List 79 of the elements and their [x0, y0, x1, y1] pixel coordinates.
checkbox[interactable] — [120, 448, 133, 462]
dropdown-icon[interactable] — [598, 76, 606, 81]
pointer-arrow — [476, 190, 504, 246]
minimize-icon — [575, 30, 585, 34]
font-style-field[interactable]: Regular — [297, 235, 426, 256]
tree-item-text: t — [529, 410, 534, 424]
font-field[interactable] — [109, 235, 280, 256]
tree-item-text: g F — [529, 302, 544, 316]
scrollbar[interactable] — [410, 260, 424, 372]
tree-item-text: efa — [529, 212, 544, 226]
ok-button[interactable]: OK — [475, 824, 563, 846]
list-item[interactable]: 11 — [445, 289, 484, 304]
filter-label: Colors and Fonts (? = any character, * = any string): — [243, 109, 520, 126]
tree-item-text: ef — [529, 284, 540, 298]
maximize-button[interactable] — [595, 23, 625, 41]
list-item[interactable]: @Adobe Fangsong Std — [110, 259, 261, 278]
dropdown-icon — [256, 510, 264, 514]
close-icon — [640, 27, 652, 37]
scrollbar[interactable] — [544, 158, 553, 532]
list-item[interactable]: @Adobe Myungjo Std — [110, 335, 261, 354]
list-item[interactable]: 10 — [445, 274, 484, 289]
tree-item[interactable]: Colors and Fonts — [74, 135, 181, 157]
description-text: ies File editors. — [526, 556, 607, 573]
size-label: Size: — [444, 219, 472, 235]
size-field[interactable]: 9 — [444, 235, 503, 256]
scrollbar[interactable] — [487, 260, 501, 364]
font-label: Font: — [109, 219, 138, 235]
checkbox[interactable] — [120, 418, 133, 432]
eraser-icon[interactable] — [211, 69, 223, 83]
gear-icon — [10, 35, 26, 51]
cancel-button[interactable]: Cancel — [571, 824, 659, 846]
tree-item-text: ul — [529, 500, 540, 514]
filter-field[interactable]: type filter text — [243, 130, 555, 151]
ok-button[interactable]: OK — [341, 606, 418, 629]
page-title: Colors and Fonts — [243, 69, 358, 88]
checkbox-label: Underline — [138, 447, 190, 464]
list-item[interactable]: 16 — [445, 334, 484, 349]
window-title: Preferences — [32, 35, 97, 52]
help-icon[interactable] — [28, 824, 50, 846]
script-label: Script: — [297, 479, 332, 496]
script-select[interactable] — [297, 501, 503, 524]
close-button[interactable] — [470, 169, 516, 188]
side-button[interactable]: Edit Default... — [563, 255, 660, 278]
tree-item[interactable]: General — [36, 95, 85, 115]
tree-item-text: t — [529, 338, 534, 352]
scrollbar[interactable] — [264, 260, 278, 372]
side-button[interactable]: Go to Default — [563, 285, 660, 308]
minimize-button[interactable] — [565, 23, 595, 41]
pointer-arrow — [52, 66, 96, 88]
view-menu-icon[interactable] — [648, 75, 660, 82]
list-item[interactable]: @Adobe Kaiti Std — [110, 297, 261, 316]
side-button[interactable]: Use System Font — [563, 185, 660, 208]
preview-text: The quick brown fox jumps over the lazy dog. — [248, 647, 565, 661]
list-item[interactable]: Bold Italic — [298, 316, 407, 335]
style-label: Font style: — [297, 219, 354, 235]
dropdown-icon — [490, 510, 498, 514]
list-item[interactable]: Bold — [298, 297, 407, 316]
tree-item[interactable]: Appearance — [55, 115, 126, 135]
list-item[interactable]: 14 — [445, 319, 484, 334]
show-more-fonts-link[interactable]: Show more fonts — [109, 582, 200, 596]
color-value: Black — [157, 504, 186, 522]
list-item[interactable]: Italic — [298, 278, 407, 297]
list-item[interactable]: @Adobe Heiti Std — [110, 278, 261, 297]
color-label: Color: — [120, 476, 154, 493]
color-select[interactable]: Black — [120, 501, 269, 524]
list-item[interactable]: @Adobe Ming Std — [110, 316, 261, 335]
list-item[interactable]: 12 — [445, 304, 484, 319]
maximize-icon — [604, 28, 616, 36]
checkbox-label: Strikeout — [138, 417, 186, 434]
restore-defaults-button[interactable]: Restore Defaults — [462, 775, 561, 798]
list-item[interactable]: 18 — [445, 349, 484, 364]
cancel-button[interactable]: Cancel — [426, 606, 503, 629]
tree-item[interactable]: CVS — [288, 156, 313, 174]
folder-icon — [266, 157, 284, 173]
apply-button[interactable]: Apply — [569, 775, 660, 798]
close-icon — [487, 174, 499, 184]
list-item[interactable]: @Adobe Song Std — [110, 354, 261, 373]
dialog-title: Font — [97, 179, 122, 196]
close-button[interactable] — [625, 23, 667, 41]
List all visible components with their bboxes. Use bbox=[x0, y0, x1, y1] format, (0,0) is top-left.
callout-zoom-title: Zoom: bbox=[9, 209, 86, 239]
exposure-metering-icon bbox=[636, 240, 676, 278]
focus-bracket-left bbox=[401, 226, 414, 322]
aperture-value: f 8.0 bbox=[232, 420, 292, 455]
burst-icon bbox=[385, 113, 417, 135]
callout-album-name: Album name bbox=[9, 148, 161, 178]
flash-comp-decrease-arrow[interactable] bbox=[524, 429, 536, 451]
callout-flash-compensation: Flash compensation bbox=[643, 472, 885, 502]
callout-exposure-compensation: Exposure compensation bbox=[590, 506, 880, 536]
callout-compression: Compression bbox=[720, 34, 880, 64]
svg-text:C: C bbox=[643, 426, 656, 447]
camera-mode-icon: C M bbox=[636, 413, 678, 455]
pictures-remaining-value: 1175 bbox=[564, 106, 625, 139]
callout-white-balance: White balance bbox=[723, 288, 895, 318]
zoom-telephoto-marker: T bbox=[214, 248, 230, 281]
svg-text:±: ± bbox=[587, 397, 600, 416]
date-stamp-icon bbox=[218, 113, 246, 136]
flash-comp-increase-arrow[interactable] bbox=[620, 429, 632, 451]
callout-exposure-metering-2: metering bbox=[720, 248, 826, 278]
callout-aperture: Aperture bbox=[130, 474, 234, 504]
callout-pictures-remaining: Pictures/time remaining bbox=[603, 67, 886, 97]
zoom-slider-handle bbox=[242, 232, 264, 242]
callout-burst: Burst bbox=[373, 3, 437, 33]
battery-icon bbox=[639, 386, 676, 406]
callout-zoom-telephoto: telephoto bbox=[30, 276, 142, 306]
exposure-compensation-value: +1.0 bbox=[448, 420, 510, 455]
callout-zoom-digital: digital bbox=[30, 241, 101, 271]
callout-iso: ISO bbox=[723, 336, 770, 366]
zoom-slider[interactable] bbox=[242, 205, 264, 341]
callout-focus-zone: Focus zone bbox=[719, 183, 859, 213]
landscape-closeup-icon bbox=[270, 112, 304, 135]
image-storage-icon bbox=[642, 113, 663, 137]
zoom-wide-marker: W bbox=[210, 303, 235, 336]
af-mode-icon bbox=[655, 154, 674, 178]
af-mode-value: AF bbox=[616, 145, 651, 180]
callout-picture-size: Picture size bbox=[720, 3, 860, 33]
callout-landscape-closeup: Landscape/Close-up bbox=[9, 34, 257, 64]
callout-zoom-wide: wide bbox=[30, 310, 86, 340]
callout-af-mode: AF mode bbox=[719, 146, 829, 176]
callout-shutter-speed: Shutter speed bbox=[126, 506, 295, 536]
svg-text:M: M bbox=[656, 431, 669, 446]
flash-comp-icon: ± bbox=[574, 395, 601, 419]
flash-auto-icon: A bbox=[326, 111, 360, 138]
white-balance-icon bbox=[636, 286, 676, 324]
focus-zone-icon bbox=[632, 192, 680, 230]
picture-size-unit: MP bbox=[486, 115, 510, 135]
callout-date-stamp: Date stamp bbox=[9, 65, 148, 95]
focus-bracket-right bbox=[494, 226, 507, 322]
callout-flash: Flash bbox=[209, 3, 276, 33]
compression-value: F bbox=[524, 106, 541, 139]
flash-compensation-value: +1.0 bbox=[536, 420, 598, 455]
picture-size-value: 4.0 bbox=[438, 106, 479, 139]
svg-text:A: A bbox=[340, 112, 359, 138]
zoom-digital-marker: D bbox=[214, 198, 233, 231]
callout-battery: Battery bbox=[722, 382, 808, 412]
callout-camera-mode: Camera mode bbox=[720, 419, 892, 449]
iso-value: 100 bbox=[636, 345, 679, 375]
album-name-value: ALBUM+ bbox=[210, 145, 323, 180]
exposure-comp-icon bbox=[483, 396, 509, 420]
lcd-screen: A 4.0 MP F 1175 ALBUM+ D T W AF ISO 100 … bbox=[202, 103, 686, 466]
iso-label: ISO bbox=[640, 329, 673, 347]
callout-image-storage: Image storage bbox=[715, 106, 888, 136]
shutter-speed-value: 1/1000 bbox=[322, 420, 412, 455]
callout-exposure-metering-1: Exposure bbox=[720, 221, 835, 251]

....

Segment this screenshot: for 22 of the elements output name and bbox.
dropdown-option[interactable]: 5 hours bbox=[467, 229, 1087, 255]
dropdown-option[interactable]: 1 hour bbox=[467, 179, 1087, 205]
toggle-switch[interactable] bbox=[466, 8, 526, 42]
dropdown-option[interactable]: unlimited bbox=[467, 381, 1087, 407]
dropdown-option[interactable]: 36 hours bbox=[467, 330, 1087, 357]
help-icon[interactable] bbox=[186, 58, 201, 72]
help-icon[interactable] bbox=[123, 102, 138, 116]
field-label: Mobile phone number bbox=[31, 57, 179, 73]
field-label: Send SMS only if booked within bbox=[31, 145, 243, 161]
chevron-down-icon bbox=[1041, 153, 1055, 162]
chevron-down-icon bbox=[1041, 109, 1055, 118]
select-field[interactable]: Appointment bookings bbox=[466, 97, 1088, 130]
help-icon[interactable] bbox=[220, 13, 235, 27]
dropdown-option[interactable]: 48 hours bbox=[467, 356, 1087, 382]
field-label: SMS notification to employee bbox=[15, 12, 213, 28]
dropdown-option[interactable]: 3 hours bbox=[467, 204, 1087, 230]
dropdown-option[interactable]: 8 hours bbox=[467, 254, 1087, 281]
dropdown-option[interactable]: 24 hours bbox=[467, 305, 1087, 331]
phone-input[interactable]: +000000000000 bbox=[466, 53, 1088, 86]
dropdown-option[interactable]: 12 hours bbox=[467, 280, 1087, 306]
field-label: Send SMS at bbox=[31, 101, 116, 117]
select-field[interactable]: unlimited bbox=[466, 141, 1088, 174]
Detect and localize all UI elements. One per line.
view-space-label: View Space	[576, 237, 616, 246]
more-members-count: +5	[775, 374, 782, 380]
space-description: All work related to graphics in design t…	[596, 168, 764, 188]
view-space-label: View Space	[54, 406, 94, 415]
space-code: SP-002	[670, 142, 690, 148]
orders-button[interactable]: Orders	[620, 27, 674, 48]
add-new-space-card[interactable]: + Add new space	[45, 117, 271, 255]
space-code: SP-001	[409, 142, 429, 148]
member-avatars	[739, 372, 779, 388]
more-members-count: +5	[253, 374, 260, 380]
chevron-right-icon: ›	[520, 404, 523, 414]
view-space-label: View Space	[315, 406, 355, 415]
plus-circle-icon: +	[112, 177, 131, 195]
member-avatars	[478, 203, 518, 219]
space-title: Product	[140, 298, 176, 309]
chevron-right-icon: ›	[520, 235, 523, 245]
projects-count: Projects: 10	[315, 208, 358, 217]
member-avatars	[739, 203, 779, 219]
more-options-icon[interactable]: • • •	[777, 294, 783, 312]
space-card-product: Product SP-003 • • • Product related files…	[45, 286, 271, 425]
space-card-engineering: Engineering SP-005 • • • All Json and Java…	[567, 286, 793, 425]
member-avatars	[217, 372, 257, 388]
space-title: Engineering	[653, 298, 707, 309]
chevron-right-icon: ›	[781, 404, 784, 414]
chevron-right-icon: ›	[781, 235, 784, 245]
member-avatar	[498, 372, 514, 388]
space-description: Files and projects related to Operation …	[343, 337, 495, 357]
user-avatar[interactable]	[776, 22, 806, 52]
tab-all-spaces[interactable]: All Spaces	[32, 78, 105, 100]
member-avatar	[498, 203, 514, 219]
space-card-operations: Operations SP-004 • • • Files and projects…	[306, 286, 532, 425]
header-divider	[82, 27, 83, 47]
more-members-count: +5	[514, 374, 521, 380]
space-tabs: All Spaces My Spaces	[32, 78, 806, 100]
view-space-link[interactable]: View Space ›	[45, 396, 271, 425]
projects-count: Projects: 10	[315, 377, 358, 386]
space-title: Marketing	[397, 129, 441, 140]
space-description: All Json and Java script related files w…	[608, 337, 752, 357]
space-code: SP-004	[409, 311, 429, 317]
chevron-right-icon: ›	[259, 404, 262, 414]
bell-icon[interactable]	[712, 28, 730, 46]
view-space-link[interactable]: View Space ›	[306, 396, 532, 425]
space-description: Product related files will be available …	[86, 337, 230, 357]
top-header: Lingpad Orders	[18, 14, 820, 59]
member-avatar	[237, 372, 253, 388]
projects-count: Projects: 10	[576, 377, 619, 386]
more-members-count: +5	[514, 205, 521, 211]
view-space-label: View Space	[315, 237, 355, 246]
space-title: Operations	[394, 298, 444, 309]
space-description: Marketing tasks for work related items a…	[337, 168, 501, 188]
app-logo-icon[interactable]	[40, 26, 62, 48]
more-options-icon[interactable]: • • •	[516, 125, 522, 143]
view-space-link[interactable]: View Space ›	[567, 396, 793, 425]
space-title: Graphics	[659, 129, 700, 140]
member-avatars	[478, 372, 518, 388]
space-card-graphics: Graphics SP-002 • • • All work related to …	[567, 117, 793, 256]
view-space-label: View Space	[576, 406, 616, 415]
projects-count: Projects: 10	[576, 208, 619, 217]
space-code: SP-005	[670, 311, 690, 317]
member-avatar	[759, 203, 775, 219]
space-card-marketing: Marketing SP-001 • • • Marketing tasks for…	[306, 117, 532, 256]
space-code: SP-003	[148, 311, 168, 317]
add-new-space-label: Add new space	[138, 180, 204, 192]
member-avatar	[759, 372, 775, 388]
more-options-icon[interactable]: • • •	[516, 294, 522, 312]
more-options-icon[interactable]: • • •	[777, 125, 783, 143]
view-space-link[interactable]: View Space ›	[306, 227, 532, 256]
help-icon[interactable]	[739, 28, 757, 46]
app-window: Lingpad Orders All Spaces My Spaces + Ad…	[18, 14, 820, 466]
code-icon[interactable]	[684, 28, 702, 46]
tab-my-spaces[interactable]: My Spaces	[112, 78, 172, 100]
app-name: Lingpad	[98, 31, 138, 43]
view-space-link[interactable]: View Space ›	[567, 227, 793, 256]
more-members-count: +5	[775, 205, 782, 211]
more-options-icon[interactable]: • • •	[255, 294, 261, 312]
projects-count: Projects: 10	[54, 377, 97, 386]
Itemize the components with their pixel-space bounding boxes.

....

Please return the lines of the listing, beginning at the line that contains "List 79 of the" and continuing through the line that contains "list-item[interactable]: @Adobe Myungjo", both included.

TASK OUTPUT
List 79 of the elements and their [x0, y0, x1, y1] pixel coordinates.
checkbox[interactable] — [120, 448, 133, 462]
dropdown-icon[interactable] — [598, 76, 606, 81]
pointer-arrow — [476, 190, 504, 246]
minimize-icon — [575, 30, 585, 34]
font-style-field[interactable]: Regular — [297, 235, 426, 256]
tree-item-text: t — [529, 410, 534, 424]
font-field[interactable] — [109, 235, 280, 256]
tree-item-text: g F — [529, 302, 544, 316]
scrollbar[interactable] — [410, 260, 424, 372]
tree-item-text: efa — [529, 212, 544, 226]
ok-button[interactable]: OK — [475, 824, 563, 846]
list-item[interactable]: 11 — [445, 289, 484, 304]
filter-label: Colors and Fonts (? = any character, * = any string): — [243, 109, 520, 126]
tree-item-text: ef — [529, 284, 540, 298]
maximize-button[interactable] — [595, 23, 625, 41]
list-item[interactable]: @Adobe Fangsong Std — [110, 259, 261, 278]
dropdown-icon — [256, 510, 264, 514]
close-icon — [640, 27, 652, 37]
scrollbar[interactable] — [544, 158, 553, 532]
list-item[interactable]: @Adobe Myungjo Std — [110, 335, 261, 354]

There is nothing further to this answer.